■ WRITTEN PROBLEM: Show each line that has the string "proximité" in it.

■ PROVIDED INFORMATION:
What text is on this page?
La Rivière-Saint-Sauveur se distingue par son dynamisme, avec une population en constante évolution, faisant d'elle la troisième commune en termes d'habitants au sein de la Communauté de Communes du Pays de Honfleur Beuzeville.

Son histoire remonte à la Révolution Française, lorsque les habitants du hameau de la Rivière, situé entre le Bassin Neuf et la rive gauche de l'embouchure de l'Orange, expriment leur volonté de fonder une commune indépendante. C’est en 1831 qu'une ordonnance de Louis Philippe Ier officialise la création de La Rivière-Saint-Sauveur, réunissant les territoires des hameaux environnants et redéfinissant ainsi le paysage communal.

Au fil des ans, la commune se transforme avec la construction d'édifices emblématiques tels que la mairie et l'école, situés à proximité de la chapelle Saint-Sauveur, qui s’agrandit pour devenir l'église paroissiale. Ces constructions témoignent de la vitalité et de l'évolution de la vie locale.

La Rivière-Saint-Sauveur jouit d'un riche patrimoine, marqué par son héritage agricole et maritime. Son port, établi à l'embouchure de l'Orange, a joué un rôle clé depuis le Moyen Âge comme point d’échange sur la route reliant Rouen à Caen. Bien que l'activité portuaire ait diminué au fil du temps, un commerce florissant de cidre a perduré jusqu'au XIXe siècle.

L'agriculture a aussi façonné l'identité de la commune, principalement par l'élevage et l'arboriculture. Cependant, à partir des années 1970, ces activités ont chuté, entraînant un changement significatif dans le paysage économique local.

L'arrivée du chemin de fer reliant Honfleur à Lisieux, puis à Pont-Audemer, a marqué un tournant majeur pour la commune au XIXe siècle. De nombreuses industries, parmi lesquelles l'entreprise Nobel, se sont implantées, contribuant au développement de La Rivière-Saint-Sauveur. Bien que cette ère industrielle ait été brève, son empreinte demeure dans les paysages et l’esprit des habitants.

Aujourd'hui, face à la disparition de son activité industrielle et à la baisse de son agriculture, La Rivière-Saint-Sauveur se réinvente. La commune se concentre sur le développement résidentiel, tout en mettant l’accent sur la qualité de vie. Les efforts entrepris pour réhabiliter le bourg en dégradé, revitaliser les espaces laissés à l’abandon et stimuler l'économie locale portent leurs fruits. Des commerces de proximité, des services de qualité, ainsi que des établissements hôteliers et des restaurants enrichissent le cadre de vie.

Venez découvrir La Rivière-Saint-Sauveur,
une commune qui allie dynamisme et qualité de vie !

■ EXERCISE RESPONSE:
Au fil des ans, la commune se transforme avec la construction d'édifices emblématiques tels que la mairie et l'école, situés à proximité de la chapelle Saint-Sauveur, qui s’agrandit pour devenir l'église paroissiale. Ces constructions témoignent de la vitalité et de l'évolution de la vie locale.
Aujourd'hui, face à la disparition de son activité industrielle et à la baisse de son agriculture, La Rivière-Saint-Sauveur se réinvente. La commune se concentre sur le développement résidentiel, tout en mettant l’accent sur la qualité de vie. Les efforts entrepris pour réhabiliter le bourg en dégradé, revitaliser les espaces laissés à l’abandon et stimuler l'économie locale portent leurs fruits. Des commerces de proximité, des services de qualité, ainsi que des établissements hôteliers et des restaurants enrichissent le cadre de vie.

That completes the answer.